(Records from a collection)
________________

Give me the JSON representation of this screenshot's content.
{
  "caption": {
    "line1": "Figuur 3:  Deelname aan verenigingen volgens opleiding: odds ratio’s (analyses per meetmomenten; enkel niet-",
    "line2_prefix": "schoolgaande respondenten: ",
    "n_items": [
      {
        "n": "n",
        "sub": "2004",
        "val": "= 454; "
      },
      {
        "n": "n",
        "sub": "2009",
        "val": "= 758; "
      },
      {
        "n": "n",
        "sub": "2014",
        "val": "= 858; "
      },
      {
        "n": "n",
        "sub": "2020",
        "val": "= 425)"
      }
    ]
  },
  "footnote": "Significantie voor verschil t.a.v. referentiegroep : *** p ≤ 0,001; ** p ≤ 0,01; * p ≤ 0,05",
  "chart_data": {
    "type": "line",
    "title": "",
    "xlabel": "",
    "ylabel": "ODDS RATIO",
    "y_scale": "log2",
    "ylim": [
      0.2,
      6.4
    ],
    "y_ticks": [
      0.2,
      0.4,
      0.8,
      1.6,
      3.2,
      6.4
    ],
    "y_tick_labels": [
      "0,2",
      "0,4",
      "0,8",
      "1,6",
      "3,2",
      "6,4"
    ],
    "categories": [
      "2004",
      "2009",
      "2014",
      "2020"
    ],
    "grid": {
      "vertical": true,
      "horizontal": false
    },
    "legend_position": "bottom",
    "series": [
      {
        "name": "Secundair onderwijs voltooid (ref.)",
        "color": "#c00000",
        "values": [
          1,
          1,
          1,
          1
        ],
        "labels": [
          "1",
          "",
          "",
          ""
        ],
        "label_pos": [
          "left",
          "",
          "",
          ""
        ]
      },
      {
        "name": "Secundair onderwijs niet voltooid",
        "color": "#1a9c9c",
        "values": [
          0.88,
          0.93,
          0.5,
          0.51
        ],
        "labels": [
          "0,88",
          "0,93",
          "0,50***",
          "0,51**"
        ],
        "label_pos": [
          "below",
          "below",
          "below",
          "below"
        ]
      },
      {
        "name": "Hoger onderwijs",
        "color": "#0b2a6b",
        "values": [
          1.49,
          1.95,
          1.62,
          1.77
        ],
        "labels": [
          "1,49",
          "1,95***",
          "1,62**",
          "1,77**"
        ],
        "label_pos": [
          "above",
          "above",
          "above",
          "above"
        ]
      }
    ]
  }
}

________________

**Directions for this task:** Restate every entry word for word.

**Written solution:**
Give me the JSON representation of this screenshot's content.
{
  "caption": {
    "line1": "Figuur 3:  Deelname aan verenigingen volgens opleiding: odds ratio’s (analyses per meetmomenten; enkel niet-",
    "line2_prefix": "schoolgaande respondenten: ",
    "n_items": [
      {
        "n": "n",
        "sub": "2004",
        "val": "= 454; "
      },
      {
        "n": "n",
        "sub": "2009",
        "val": "= 758; "
      },
      {
        "n": "n",
        "sub": "2014",
        "val": "= 858; "
      },
      {
        "n": "n",
        "sub": "2020",
        "val": "= 425)"
      }
    ]
  },
  "footnote": "Significantie voor verschil t.a.v. referentiegroep : *** p ≤ 0,001; ** p ≤ 0,01; * p ≤ 0,05",
  "chart_data": {
    "type": "line",
    "title": "",
    "xlabel": "",
    "ylabel": "ODDS RATIO",
    "y_scale": "log2",
    "ylim": [
      0.2,
      6.4
    ],
    "y_ticks": [
      0.2,
      0.4,
      0.8,
      1.6,
      3.2,
      6.4
    ],
    "y_tick_labels": [
      "0,2",
      "0,4",
      "0,8",
      "1,6",
      "3,2",
      "6,4"
    ],
    "categories": [
      "2004",
      "2009",
      "2014",
      "2020"
    ],
    "grid": {
      "vertical": true,
      "horizontal": false
    },
    "legend_position": "bottom",
    "series": [
      {
        "name": "Secundair onderwijs voltooid (ref.)",
        "color": "#c00000",
        "values": [
          1,
          1,
          1,
          1
        ],
        "labels": [
          "1",
          "",
          "",
          ""
        ],
        "label_pos": [
          "left",
          "",
          "",
          ""
        ]
      },
      {
        "name": "Secundair onderwijs niet voltooid",
        "color": "#1a9c9c",
        "values": [
          0.88,
          0.93,
          0.5,
          0.51
        ],
        "labels": [
          "0,88",
          "0,93",
          "0,50***",
          "0,51**"
        ],
        "label_pos": [
          "below",
          "below",
          "below",
          "below"
        ]
      },
      {
        "name": "Hoger onderwijs",
        "color": "#0b2a6b",
        "values": [
          1.49,
          1.95,
          1.62,
          1.77
        ],
        "labels": [
          "1,49",
          "1,95***",
          "1,62**",
          "1,77**"
        ],
        "label_pos": [
          "above",
          "above",
          "above",
          "above"
        ]
      }
    ]
  }
}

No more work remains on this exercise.